DIRECTION. The entries are to be returned exactly, with images left out.

# # # # #

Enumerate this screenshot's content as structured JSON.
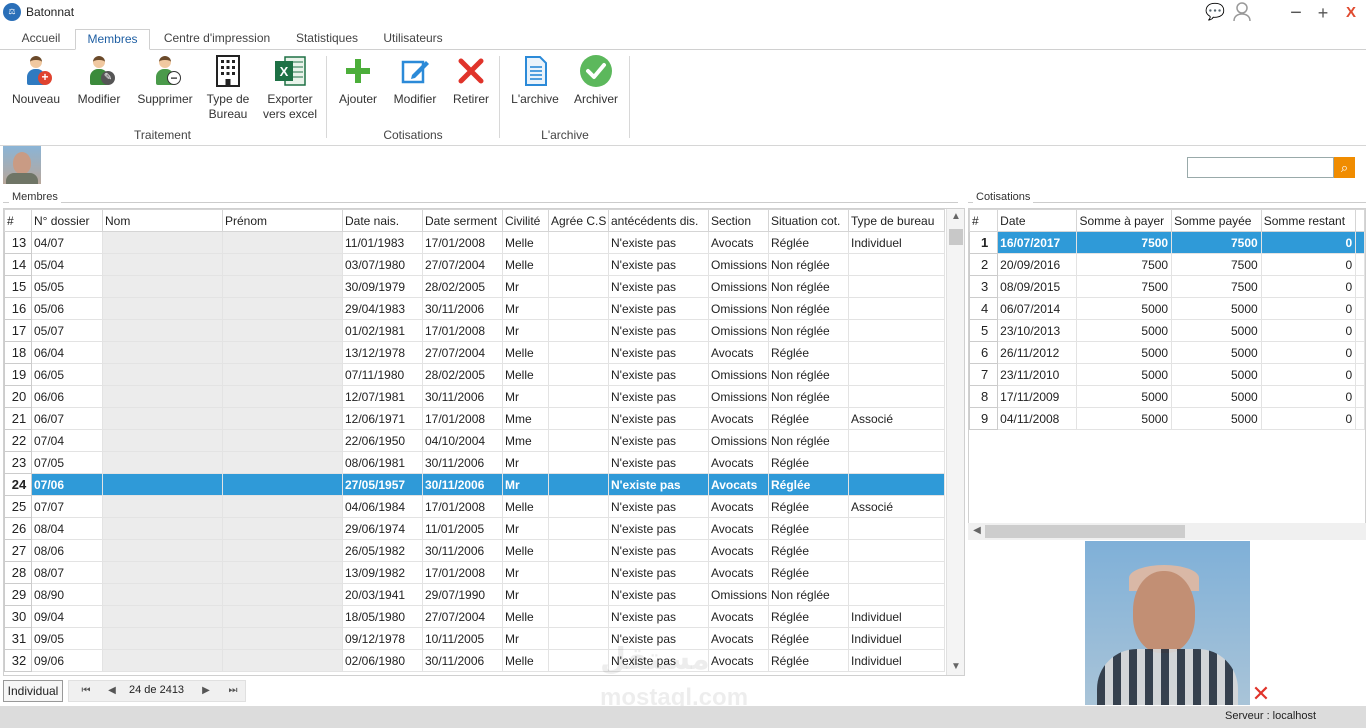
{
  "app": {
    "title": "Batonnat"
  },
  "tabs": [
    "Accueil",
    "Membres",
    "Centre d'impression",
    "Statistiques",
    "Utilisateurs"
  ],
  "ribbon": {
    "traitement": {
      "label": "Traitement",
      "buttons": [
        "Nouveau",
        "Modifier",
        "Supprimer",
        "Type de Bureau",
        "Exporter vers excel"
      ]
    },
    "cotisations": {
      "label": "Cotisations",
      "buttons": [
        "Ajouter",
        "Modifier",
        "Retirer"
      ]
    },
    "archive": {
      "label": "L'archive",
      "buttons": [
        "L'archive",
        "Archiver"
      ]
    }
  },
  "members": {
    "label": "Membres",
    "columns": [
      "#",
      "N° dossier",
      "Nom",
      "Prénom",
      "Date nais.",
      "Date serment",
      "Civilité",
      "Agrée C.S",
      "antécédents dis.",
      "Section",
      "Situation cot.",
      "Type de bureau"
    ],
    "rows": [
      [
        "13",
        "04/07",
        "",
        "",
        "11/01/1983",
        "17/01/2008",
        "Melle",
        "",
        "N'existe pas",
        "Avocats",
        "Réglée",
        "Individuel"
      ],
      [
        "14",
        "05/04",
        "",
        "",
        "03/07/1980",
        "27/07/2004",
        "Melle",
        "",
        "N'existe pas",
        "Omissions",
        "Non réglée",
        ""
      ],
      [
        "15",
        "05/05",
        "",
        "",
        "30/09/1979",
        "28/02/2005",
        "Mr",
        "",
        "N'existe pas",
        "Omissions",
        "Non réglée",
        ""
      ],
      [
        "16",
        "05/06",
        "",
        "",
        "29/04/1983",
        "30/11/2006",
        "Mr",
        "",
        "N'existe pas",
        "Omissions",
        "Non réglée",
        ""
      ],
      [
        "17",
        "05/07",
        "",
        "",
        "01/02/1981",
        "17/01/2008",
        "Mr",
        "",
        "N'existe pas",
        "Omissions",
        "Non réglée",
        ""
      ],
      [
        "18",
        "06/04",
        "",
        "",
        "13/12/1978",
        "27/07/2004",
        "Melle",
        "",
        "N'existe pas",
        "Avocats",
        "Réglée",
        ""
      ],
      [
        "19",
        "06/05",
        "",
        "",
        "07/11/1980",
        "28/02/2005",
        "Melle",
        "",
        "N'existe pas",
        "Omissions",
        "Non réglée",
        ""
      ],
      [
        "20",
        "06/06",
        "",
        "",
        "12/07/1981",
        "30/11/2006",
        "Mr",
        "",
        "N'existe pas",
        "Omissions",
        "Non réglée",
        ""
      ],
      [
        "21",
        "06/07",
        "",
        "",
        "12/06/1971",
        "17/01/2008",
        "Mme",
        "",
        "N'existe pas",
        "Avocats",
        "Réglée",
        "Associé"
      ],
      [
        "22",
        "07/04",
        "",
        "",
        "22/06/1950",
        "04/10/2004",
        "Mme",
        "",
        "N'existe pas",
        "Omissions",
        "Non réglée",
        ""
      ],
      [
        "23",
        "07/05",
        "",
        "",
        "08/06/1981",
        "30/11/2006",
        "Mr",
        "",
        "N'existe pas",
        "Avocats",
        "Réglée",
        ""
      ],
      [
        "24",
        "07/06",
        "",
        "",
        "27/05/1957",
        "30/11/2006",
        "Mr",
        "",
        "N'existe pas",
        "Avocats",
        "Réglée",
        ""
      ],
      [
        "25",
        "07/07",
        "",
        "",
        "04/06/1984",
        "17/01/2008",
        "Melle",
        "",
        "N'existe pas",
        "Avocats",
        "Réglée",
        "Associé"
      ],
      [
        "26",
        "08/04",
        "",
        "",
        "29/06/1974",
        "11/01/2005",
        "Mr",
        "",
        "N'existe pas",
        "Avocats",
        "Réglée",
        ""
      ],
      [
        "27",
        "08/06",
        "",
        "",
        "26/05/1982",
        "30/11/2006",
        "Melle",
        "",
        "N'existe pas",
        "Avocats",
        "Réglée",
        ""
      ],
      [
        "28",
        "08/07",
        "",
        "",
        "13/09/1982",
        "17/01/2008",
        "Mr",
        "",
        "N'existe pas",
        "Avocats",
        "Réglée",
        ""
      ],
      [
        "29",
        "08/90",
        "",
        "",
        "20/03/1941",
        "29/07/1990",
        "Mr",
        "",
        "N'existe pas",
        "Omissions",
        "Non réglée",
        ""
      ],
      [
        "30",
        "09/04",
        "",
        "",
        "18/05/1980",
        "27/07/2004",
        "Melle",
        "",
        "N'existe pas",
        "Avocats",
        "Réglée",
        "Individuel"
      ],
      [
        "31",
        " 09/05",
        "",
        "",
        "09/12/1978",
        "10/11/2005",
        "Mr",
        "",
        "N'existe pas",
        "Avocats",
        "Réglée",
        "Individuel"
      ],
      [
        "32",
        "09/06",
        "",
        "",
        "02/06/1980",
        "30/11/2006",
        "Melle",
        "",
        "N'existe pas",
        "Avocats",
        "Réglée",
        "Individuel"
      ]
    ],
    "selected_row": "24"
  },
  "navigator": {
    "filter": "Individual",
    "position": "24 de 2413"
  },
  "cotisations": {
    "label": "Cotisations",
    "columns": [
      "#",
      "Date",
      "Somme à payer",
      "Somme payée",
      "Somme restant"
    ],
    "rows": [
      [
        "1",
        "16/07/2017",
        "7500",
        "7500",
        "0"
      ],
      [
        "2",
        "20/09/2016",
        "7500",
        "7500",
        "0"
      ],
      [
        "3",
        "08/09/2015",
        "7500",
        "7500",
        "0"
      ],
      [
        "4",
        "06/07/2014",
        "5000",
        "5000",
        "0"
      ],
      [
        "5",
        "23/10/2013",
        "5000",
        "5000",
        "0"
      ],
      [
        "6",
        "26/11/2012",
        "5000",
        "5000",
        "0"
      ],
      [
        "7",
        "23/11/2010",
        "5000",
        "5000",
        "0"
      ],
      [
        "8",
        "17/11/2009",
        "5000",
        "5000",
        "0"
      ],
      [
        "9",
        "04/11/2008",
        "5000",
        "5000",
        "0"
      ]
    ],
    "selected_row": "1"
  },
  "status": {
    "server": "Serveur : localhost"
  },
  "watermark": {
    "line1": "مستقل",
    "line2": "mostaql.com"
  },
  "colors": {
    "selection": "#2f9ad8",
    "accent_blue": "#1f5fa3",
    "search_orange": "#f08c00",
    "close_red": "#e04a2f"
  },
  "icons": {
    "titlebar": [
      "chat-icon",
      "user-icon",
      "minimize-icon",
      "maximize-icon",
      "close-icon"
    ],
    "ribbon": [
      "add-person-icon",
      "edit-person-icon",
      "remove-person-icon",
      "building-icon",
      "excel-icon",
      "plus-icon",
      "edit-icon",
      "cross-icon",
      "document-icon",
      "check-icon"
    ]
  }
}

# # # # #

THE ANSWER.
Enumerate this screenshot's content as structured JSON.
{
  "app": {
    "title": "Batonnat"
  },
  "tabs": [
    "Accueil",
    "Membres",
    "Centre d'impression",
    "Statistiques",
    "Utilisateurs"
  ],
  "ribbon": {
    "traitement": {
      "label": "Traitement",
      "buttons": [
        "Nouveau",
        "Modifier",
        "Supprimer",
        "Type de Bureau",
        "Exporter vers excel"
      ]
    },
    "cotisations": {
      "label": "Cotisations",
      "buttons": [
        "Ajouter",
        "Modifier",
        "Retirer"
      ]
    },
    "archive": {
      "label": "L'archive",
      "buttons": [
        "L'archive",
        "Archiver"
      ]
    }
  },
  "members": {
    "label": "Membres",
    "columns": [
      "#",
      "N° dossier",
      "Nom",
      "Prénom",
      "Date nais.",
      "Date serment",
      "Civilité",
      "Agrée C.S",
      "antécédents dis.",
      "Section",
      "Situation cot.",
      "Type de bureau"
    ],
    "rows": [
      [
        "13",
        "04/07",
        "",
        "",
        "11/01/1983",
        "17/01/2008",
        "Melle",
        "",
        "N'existe pas",
        "Avocats",
        "Réglée",
        "Individuel"
      ],
      [
        "14",
        "05/04",
        "",
        "",
        "03/07/1980",
        "27/07/2004",
        "Melle",
        "",
        "N'existe pas",
        "Omissions",
        "Non réglée",
        ""
      ],
      [
        "15",
        "05/05",
        "",
        "",
        "30/09/1979",
        "28/02/2005",
        "Mr",
        "",
        "N'existe pas",
        "Omissions",
        "Non réglée",
        ""
      ],
      [
        "16",
        "05/06",
        "",
        "",
        "29/04/1983",
        "30/11/2006",
        "Mr",
        "",
        "N'existe pas",
        "Omissions",
        "Non réglée",
        ""
      ],
      [
        "17",
        "05/07",
        "",
        "",
        "01/02/1981",
        "17/01/2008",
        "Mr",
        "",
        "N'existe pas",
        "Omissions",
        "Non réglée",
        ""
      ],
      [
        "18",
        "06/04",
        "",
        "",
        "13/12/1978",
        "27/07/2004",
        "Melle",
        "",
        "N'existe pas",
        "Avocats",
        "Réglée",
        ""
      ],
      [
        "19",
        "06/05",
        "",
        "",
        "07/11/1980",
        "28/02/2005",
        "Melle",
        "",
        "N'existe pas",
        "Omissions",
        "Non réglée",
        ""
      ],
      [
        "20",
        "06/06",
        "",
        "",
        "12/07/1981",
        "30/11/2006",
        "Mr",
        "",
        "N'existe pas",
        "Omissions",
        "Non réglée",
        ""
      ],
      [
        "21",
        "06/07",
        "",
        "",
        "12/06/1971",
        "17/01/2008",
        "Mme",
        "",
        "N'existe pas",
        "Avocats",
        "Réglée",
        "Associé"
      ],
      [
        "22",
        "07/04",
        "",
        "",
        "22/06/1950",
        "04/10/2004",
        "Mme",
        "",
        "N'existe pas",
        "Omissions",
        "Non réglée",
        ""
      ],
      [
        "23",
        "07/05",
        "",
        "",
        "08/06/1981",
        "30/11/2006",
        "Mr",
        "",
        "N'existe pas",
        "Avocats",
        "Réglée",
        ""
      ],
      [
        "24",
        "07/06",
        "",
        "",
        "27/05/1957",
        "30/11/2006",
        "Mr",
        "",
        "N'existe pas",
        "Avocats",
        "Réglée",
        ""
      ],
      [
        "25",
        "07/07",
        "",
        "",
        "04/06/1984",
        "17/01/2008",
        "Melle",
        "",
        "N'existe pas",
        "Avocats",
        "Réglée",
        "Associé"
      ],
      [
        "26",
        "08/04",
        "",
        "",
        "29/06/1974",
        "11/01/2005",
        "Mr",
        "",
        "N'existe pas",
        "Avocats",
        "Réglée",
        ""
      ],
      [
        "27",
        "08/06",
        "",
        "",
        "26/05/1982",
        "30/11/2006",
        "Melle",
        "",
        "N'existe pas",
        "Avocats",
        "Réglée",
        ""
      ],
      [
        "28",
        "08/07",
        "",
        "",
        "13/09/1982",
        "17/01/2008",
        "Mr",
        "",
        "N'existe pas",
        "Avocats",
        "Réglée",
        ""
      ],
      [
        "29",
        "08/90",
        "",
        "",
        "20/03/1941",
        "29/07/1990",
        "Mr",
        "",
        "N'existe pas",
        "Omissions",
        "Non réglée",
        ""
      ],
      [
        "30",
        "09/04",
        "",
        "",
        "18/05/1980",
        "27/07/2004",
        "Melle",
        "",
        "N'existe pas",
        "Avocats",
        "Réglée",
        "Individuel"
      ],
      [
        "31",
        " 09/05",
        "",
        "",
        "09/12/1978",
        "10/11/2005",
        "Mr",
        "",
        "N'existe pas",
        "Avocats",
        "Réglée",
        "Individuel"
      ],
      [
        "32",
        "09/06",
        "",
        "",
        "02/06/1980",
        "30/11/2006",
        "Melle",
        "",
        "N'existe pas",
        "Avocats",
        "Réglée",
        "Individuel"
      ]
    ],
    "selected_row": "24"
  },
  "navigator": {
    "filter": "Individual",
    "position": "24 de 2413"
  },
  "cotisations": {
    "label": "Cotisations",
    "columns": [
      "#",
      "Date",
      "Somme à payer",
      "Somme payée",
      "Somme restant"
    ],
    "rows": [
      [
        "1",
        "16/07/2017",
        "7500",
        "7500",
        "0"
      ],
      [
        "2",
        "20/09/2016",
        "7500",
        "7500",
        "0"
      ],
      [
        "3",
        "08/09/2015",
        "7500",
        "7500",
        "0"
      ],
      [
        "4",
        "06/07/2014",
        "5000",
        "5000",
        "0"
      ],
      [
        "5",
        "23/10/2013",
        "5000",
        "5000",
        "0"
      ],
      [
        "6",
        "26/11/2012",
        "5000",
        "5000",
        "0"
      ],
      [
        "7",
        "23/11/2010",
        "5000",
        "5000",
        "0"
      ],
      [
        "8",
        "17/11/2009",
        "5000",
        "5000",
        "0"
      ],
      [
        "9",
        "04/11/2008",
        "5000",
        "5000",
        "0"
      ]
    ],
    "selected_row": "1"
  },
  "status": {
    "server": "Serveur : localhost"
  },
  "watermark": {
    "line1": "مستقل",
    "line2": "mostaql.com"
  },
  "colors": {
    "selection": "#2f9ad8",
    "accent_blue": "#1f5fa3",
    "search_orange": "#f08c00",
    "close_red": "#e04a2f"
  },
  "icons": {
    "titlebar": [
      "chat-icon",
      "user-icon",
      "minimize-icon",
      "maximize-icon",
      "close-icon"
    ],
    "ribbon": [
      "add-person-icon",
      "edit-person-icon",
      "remove-person-icon",
      "building-icon",
      "excel-icon",
      "plus-icon",
      "edit-icon",
      "cross-icon",
      "document-icon",
      "check-icon"
    ]
  }
}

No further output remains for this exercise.